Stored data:
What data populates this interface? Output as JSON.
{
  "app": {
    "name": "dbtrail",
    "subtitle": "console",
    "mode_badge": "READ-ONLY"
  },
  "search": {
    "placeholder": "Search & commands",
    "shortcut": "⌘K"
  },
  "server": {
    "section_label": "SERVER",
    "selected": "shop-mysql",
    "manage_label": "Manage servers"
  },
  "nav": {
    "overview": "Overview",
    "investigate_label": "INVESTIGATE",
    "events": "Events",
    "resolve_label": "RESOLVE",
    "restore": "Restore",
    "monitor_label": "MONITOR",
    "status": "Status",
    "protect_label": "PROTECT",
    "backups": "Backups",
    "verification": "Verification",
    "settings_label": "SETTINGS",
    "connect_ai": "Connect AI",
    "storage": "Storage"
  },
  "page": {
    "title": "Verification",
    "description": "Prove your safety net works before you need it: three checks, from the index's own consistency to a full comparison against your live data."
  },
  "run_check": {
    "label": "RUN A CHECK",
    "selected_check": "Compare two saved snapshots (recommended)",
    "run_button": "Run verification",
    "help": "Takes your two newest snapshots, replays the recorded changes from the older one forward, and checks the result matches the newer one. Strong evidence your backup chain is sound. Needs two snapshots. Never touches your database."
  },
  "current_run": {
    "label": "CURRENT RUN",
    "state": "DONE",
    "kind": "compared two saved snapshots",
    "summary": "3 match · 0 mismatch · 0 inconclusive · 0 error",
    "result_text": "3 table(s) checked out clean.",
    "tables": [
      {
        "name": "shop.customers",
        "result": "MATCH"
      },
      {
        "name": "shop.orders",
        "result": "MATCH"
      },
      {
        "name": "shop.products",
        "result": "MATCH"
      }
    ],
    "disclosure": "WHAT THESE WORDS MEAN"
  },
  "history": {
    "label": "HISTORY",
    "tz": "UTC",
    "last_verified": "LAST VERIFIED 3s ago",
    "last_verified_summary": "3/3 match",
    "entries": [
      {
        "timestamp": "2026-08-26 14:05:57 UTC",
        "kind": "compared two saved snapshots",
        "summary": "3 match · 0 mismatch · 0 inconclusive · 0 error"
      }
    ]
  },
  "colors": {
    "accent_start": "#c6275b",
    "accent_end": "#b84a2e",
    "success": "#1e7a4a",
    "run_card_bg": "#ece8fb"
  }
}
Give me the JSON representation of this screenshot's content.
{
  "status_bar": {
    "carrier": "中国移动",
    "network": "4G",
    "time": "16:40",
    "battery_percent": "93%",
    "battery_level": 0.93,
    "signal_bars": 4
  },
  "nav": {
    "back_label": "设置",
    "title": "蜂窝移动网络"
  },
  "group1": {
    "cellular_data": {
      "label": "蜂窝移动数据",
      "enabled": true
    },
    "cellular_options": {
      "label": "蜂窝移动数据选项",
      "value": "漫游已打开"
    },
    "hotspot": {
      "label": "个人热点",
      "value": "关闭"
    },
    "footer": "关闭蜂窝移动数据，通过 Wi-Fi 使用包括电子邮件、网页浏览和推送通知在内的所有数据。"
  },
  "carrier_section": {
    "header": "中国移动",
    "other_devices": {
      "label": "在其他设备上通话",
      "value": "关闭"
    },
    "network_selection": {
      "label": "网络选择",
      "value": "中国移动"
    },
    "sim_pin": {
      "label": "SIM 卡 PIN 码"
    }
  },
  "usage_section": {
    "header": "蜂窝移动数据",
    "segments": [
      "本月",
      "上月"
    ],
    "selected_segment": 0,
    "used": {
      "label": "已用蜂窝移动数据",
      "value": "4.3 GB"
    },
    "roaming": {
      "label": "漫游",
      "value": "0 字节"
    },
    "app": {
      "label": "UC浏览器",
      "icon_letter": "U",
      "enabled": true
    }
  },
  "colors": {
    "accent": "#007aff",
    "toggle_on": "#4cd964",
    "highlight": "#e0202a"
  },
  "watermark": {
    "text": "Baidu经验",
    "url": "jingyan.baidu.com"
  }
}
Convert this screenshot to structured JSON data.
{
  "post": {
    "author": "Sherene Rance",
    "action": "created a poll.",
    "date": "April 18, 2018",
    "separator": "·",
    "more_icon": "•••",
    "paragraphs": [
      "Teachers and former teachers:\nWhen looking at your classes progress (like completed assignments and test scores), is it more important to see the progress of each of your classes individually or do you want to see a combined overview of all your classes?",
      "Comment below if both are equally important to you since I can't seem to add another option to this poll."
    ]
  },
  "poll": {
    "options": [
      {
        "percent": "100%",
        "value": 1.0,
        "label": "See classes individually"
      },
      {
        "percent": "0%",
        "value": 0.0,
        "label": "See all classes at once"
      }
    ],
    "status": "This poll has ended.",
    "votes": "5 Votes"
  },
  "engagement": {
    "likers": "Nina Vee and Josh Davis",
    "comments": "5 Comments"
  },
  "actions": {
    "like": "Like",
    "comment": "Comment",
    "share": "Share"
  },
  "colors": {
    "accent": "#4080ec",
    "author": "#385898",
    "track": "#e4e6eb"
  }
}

SHORT EXERCISE — In the entries above, find the line containing "Convert this screenshot". Set down that line and every line after it through the last one, exactly and alone.

SOLUTION TO THIS EXERCISE —
Convert this screenshot to structured JSON data.
{
  "post": {
    "author": "Sherene Rance",
    "action": "created a poll.",
    "date": "April 18, 2018",
    "separator": "·",
    "more_icon": "•••",
    "paragraphs": [
      "Teachers and former teachers:\nWhen looking at your classes progress (like completed assignments and test scores), is it more important to see the progress of each of your classes individually or do you want to see a combined overview of all your classes?",
      "Comment below if both are equally important to you since I can't seem to add another option to this poll."
    ]
  },
  "poll": {
    "options": [
      {
        "percent": "100%",
        "value": 1.0,
        "label": "See classes individually"
      },
      {
        "percent": "0%",
        "value": 0.0,
        "label": "See all classes at once"
      }
    ],
    "status": "This poll has ended.",
    "votes": "5 Votes"
  },
  "engagement": {
    "likers": "Nina Vee and Josh Davis",
    "comments": "5 Comments"
  },
  "actions": {
    "like": "Like",
    "comment": "Comment",
    "share": "Share"
  },
  "colors": {
    "accent": "#4080ec",
    "author": "#385898",
    "track": "#e4e6eb"
  }
}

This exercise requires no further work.